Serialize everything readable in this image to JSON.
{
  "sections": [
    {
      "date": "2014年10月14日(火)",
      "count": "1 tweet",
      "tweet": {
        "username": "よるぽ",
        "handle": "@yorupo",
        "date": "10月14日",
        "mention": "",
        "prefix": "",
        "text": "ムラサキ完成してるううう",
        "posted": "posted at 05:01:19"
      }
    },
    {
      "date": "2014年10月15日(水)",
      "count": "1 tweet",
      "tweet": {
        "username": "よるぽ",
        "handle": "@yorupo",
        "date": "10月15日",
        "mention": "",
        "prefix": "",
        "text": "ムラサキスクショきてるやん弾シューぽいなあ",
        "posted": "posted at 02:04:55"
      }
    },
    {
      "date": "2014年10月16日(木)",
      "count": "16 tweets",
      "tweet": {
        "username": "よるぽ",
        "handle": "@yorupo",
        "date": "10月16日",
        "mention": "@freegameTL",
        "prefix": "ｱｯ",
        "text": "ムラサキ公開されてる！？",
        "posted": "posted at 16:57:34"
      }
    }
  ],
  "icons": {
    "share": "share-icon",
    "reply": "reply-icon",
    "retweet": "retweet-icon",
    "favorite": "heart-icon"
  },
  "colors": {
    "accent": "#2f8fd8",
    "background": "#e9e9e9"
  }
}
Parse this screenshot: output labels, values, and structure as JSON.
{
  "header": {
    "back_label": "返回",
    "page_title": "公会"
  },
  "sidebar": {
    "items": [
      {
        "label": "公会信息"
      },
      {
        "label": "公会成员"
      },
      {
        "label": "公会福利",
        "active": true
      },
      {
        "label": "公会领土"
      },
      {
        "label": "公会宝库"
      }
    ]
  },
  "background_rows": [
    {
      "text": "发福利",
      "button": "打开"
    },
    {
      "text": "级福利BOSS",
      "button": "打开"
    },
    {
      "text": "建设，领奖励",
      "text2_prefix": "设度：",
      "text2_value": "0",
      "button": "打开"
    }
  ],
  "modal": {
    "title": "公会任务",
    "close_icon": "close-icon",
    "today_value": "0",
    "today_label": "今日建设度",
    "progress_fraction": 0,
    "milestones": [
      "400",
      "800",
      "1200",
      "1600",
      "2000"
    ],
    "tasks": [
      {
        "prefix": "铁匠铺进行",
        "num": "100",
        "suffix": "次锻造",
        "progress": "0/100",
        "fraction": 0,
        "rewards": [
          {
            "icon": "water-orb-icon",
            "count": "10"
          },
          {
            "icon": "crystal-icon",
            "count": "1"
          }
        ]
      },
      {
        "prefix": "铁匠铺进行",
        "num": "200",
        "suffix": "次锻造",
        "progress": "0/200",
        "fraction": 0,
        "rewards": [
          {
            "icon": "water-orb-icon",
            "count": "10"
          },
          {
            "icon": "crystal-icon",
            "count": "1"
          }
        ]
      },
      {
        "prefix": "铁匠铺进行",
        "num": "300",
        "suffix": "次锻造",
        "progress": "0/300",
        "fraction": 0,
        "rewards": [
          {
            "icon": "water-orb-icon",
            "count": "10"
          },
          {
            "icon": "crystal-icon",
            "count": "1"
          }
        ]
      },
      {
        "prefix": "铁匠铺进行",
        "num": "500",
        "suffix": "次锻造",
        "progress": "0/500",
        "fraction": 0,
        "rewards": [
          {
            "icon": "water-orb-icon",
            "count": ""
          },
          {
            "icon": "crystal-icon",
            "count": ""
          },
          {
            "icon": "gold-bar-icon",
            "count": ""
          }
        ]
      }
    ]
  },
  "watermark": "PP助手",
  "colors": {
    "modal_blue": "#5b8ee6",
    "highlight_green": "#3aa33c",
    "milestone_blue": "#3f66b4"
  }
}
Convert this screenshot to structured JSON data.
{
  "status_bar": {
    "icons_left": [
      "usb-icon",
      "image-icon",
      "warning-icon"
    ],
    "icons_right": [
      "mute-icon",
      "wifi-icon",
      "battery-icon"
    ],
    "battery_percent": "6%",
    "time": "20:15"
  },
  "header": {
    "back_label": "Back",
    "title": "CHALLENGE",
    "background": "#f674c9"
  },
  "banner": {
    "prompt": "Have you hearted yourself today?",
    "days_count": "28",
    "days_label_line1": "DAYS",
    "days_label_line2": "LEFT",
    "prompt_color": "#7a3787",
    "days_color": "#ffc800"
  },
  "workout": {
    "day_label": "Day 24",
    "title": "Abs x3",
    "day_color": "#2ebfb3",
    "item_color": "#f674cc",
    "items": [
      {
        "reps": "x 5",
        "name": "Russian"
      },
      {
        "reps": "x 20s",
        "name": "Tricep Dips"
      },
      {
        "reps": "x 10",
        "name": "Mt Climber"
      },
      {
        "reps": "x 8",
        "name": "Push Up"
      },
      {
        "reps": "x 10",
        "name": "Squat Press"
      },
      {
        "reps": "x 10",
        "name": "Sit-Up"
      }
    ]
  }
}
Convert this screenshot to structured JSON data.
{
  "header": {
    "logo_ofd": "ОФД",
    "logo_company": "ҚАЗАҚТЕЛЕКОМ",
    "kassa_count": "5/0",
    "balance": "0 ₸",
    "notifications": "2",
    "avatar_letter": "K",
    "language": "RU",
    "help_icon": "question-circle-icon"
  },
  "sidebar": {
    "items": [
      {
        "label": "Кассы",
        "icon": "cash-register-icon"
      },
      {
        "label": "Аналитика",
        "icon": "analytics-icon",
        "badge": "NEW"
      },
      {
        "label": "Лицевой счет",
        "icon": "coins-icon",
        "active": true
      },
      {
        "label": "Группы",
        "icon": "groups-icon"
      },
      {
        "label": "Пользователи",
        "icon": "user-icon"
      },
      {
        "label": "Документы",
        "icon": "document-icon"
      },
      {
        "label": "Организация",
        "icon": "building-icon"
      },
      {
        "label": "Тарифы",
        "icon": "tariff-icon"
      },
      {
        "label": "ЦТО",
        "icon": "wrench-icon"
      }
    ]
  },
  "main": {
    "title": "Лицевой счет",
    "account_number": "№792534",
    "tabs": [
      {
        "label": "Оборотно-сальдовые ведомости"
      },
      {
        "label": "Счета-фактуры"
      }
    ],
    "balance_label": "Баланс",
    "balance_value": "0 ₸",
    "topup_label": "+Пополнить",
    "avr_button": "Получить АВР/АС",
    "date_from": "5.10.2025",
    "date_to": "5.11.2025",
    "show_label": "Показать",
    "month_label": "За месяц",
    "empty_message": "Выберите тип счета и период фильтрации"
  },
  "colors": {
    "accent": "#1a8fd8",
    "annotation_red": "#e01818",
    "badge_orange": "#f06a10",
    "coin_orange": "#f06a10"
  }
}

--

--- The task ---
Each line above must be reproduced exactly as it stands.

--- The solution ---
Serialize everything readable in this image to JSON.
{
  "sections": [
    {
      "date": "2014年10月14日(火)",
      "count": "1 tweet",
      "tweet": {
        "username": "よるぽ",
        "handle": "@yorupo",
        "date": "10月14日",
        "mention": "",
        "prefix": "",
        "text": "ムラサキ完成してるううう",
        "posted": "posted at 05:01:19"
      }
    },
    {
      "date": "2014年10月15日(水)",
      "count": "1 tweet",
      "tweet": {
        "username": "よるぽ",
        "handle": "@yorupo",
        "date": "10月15日",
        "mention": "",
        "prefix": "",
        "text": "ムラサキスクショきてるやん弾シューぽいなあ",
        "posted": "posted at 02:04:55"
      }
    },
    {
      "date": "2014年10月16日(木)",
      "count": "16 tweets",
      "tweet": {
        "username": "よるぽ",
        "handle": "@yorupo",
        "date": "10月16日",
        "mention": "@freegameTL",
        "prefix": "ｱｯ",
        "text": "ムラサキ公開されてる！？",
        "posted": "posted at 16:57:34"
      }
    }
  ],
  "icons": {
    "share": "share-icon",
    "reply": "reply-icon",
    "retweet": "retweet-icon",
    "favorite": "heart-icon"
  },
  "colors": {
    "accent": "#2f8fd8",
    "background": "#e9e9e9"
  }
}
Parse this screenshot: output labels, values, and structure as JSON.
{
  "header": {
    "back_label": "返回",
    "page_title": "公会"
  },
  "sidebar": {
    "items": [
      {
        "label": "公会信息"
      },
      {
        "label": "公会成员"
      },
      {
        "label": "公会福利",
        "active": true
      },
      {
        "label": "公会领土"
      },
      {
        "label": "公会宝库"
      }
    ]
  },
  "background_rows": [
    {
      "text": "发福利",
      "button": "打开"
    },
    {
      "text": "级福利BOSS",
      "button": "打开"
    },
    {
      "text": "建设，领奖励",
      "text2_prefix": "设度：",
      "text2_value": "0",
      "button": "打开"
    }
  ],
  "modal": {
    "title": "公会任务",
    "close_icon": "close-icon",
    "today_value": "0",
    "today_label": "今日建设度",
    "progress_fraction": 0,
    "milestones": [
      "400",
      "800",
      "1200",
      "1600",
      "2000"
    ],
    "tasks": [
      {
        "prefix": "铁匠铺进行",
        "num": "100",
        "suffix": "次锻造",
        "progress": "0/100",
        "fraction": 0,
        "rewards": [
          {
            "icon": "water-orb-icon",
            "count": "10"
          },
          {
            "icon": "crystal-icon",
            "count": "1"
          }
        ]
      },
      {
        "prefix": "铁匠铺进行",
        "num": "200",
        "suffix": "次锻造",
        "progress": "0/200",
        "fraction": 0,
        "rewards": [
          {
            "icon": "water-orb-icon",
            "count": "10"
          },
          {
            "icon": "crystal-icon",
            "count": "1"
          }
        ]
      },
      {
        "prefix": "铁匠铺进行",
        "num": "300",
        "suffix": "次锻造",
        "progress": "0/300",
        "fraction": 0,
        "rewards": [
          {
            "icon": "water-orb-icon",
            "count": "10"
          },
          {
            "icon": "crystal-icon",
            "count": "1"
          }
        ]
      },
      {
        "prefix": "铁匠铺进行",
        "num": "500",
        "suffix": "次锻造",
        "progress": "0/500",
        "fraction": 0,
        "rewards": [
          {
            "icon": "water-orb-icon",
            "count": ""
          },
          {
            "icon": "crystal-icon",
            "count": ""
          },
          {
            "icon": "gold-bar-icon",
            "count": ""
          }
        ]
      }
    ]
  },
  "watermark": "PP助手",
  "colors": {
    "modal_blue": "#5b8ee6",
    "highlight_green": "#3aa33c",
    "milestone_blue": "#3f66b4"
  }
}
Convert this screenshot to structured JSON data.
{
  "status_bar": {
    "icons_left": [
      "usb-icon",
      "image-icon",
      "warning-icon"
    ],
    "icons_right": [
      "mute-icon",
      "wifi-icon",
      "battery-icon"
    ],
    "battery_percent": "6%",
    "time": "20:15"
  },
  "header": {
    "back_label": "Back",
    "title": "CHALLENGE",
    "background": "#f674c9"
  },
  "banner": {
    "prompt": "Have you hearted yourself today?",
    "days_count": "28",
    "days_label_line1": "DAYS",
    "days_label_line2": "LEFT",
    "prompt_color": "#7a3787",
    "days_color": "#ffc800"
  },
  "workout": {
    "day_label": "Day 24",
    "title": "Abs x3",
    "day_color": "#2ebfb3",
    "item_color": "#f674cc",
    "items": [
      {
        "reps": "x 5",
        "name": "Russian"
      },
      {
        "reps": "x 20s",
        "name": "Tricep Dips"
      },
      {
        "reps": "x 10",
        "name": "Mt Climber"
      },
      {
        "reps": "x 8",
        "name": "Push Up"
      },
      {
        "reps": "x 10",
        "name": "Squat Press"
      },
      {
        "reps": "x 10",
        "name": "Sit-Up"
      }
    ]
  }
}
Convert this screenshot to structured JSON data.
{
  "header": {
    "logo_ofd": "ОФД",
    "logo_company": "ҚАЗАҚТЕЛЕКОМ",
    "kassa_count": "5/0",
    "balance": "0 ₸",
    "notifications": "2",
    "avatar_letter": "K",
    "language": "RU",
    "help_icon": "question-circle-icon"
  },
  "sidebar": {
    "items": [
      {
        "label": "Кассы",
        "icon": "cash-register-icon"
      },
      {
        "label": "Аналитика",
        "icon": "analytics-icon",
        "badge": "NEW"
      },
      {
        "label": "Лицевой счет",
        "icon": "coins-icon",
        "active": true
      },
      {
        "label": "Группы",
        "icon": "groups-icon"
      },
      {
        "label": "Пользователи",
        "icon": "user-icon"
      },
      {
        "label": "Документы",
        "icon": "document-icon"
      },
      {
        "label": "Организация",
        "icon": "building-icon"
      },
      {
        "label": "Тарифы",
        "icon": "tariff-icon"
      },
      {
        "label": "ЦТО",
        "icon": "wrench-icon"
      }
    ]
  },
  "main": {
    "title": "Лицевой счет",
    "account_number": "№792534",
    "tabs": [
      {
        "label": "Оборотно-сальдовые ведомости"
      },
      {
        "label": "Счета-фактуры"
      }
    ],
    "balance_label": "Баланс",
    "balance_value": "0 ₸",
    "topup_label": "+Пополнить",
    "avr_button": "Получить АВР/АС",
    "date_from": "5.10.2025",
    "date_to": "5.11.2025",
    "show_label": "Показать",
    "month_label": "За месяц",
    "empty_message": "Выберите тип счета и период фильтрации"
  },
  "colors": {
    "accent": "#1a8fd8",
    "annotation_red": "#e01818",
    "badge_orange": "#f06a10",
    "coin_orange": "#f06a10"
  }
}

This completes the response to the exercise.